======== ENTRIES SHOWN ========

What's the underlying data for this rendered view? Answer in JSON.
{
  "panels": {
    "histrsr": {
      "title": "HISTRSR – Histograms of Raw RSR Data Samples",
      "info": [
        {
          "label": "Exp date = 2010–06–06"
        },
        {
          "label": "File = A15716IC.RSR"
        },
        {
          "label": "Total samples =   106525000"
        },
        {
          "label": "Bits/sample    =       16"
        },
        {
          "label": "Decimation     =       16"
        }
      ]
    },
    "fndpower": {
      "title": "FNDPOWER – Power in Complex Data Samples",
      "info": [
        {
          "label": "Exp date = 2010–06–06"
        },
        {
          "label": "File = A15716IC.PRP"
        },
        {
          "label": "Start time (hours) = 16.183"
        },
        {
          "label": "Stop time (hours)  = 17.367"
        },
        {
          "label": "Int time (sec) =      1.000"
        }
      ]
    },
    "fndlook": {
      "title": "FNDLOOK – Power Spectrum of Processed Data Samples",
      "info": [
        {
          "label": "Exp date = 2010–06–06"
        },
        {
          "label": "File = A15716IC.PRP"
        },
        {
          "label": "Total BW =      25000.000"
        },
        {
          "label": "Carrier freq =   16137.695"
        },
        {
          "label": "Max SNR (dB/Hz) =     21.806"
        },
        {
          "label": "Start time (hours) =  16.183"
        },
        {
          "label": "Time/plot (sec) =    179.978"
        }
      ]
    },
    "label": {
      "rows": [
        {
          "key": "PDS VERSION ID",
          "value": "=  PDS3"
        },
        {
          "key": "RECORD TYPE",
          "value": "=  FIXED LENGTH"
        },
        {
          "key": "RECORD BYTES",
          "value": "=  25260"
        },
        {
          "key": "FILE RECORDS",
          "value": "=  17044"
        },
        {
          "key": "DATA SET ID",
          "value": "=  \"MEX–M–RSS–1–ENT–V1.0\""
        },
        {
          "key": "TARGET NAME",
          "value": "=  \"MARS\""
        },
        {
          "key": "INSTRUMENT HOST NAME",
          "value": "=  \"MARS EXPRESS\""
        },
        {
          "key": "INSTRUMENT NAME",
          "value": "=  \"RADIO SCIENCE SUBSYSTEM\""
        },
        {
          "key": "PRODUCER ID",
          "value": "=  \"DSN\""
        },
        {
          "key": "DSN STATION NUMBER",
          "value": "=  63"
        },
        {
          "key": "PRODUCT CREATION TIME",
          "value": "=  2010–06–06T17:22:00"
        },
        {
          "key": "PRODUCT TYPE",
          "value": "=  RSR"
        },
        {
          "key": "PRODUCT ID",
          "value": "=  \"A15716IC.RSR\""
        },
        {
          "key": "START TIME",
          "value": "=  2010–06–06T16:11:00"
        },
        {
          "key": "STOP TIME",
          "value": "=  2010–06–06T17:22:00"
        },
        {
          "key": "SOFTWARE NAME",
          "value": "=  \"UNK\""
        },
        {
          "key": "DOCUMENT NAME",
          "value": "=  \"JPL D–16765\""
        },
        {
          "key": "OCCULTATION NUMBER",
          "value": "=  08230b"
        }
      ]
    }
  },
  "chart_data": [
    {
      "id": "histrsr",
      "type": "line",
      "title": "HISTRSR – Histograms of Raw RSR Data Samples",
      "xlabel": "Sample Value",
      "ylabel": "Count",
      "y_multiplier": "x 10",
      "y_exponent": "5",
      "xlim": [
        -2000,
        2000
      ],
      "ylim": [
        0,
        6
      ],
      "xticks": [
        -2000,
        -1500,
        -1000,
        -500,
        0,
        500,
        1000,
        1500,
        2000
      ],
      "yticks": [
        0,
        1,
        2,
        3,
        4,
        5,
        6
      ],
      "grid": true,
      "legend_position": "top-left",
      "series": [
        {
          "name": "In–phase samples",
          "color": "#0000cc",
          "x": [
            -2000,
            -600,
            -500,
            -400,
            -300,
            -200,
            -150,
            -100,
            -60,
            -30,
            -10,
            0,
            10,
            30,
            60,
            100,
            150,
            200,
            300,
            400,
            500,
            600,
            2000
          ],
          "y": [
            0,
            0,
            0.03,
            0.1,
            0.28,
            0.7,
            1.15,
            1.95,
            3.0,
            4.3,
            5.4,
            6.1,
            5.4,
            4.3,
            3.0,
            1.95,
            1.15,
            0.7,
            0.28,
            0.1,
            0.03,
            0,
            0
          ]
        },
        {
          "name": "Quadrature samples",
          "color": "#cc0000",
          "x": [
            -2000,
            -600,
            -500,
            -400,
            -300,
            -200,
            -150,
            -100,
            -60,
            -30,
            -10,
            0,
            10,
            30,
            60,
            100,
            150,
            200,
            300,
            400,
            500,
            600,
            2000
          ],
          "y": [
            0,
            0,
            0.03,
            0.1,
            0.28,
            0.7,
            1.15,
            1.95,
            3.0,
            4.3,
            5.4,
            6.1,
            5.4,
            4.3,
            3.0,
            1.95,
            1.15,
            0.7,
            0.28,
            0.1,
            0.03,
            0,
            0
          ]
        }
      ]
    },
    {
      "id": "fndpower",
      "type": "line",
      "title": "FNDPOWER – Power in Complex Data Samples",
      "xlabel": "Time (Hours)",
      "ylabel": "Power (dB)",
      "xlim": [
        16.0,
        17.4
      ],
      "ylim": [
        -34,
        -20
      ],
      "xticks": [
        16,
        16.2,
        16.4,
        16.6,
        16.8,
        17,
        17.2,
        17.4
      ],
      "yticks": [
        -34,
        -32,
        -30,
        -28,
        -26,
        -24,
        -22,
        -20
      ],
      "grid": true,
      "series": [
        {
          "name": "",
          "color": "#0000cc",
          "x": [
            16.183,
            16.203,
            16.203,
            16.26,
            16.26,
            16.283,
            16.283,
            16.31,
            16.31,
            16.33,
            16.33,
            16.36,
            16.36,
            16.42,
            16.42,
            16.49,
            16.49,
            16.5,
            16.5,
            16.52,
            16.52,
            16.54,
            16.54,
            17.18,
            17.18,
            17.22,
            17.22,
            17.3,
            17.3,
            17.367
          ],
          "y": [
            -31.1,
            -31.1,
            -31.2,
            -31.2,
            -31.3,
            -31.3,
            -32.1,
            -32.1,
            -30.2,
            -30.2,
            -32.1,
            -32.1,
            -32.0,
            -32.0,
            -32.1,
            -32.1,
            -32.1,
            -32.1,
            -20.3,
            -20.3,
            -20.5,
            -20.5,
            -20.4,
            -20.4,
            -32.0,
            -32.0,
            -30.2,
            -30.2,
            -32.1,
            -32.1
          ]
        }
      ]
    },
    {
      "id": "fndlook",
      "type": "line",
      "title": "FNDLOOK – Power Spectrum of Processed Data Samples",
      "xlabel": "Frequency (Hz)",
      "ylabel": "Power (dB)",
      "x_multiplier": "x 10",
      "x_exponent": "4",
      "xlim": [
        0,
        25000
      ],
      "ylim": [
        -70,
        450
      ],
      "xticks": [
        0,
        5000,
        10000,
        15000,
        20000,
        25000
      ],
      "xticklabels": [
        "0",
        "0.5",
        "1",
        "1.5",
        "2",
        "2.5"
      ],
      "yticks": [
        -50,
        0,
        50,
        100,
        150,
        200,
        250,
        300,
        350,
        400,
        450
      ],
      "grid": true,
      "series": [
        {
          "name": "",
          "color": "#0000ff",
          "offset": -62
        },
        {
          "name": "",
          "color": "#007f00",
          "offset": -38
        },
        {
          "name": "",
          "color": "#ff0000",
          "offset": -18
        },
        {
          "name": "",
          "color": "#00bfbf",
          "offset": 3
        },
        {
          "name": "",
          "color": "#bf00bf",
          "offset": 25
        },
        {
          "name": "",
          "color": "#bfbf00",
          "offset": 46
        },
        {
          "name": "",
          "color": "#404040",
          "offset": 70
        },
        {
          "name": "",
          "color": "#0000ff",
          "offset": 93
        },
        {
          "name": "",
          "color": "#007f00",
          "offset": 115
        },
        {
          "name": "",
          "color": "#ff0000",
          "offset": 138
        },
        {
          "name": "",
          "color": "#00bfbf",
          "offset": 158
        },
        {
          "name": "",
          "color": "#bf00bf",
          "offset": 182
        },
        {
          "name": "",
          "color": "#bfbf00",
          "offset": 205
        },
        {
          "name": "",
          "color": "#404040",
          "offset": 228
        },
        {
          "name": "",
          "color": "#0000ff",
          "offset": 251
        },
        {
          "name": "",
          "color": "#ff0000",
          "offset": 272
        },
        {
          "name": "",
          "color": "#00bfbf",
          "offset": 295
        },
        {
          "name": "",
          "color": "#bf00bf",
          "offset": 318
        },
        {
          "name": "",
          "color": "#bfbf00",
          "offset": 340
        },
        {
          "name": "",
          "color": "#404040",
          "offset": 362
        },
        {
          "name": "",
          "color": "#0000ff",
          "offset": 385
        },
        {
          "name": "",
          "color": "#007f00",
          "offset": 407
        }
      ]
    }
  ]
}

========

* WHAT TO PRODUCE *
Collect every line from the records above that contains the word "Total".

* EXERCISE RESPONSE *
          "label": "Total samples =   106525000"
          "label": "Total BW =      25000.000"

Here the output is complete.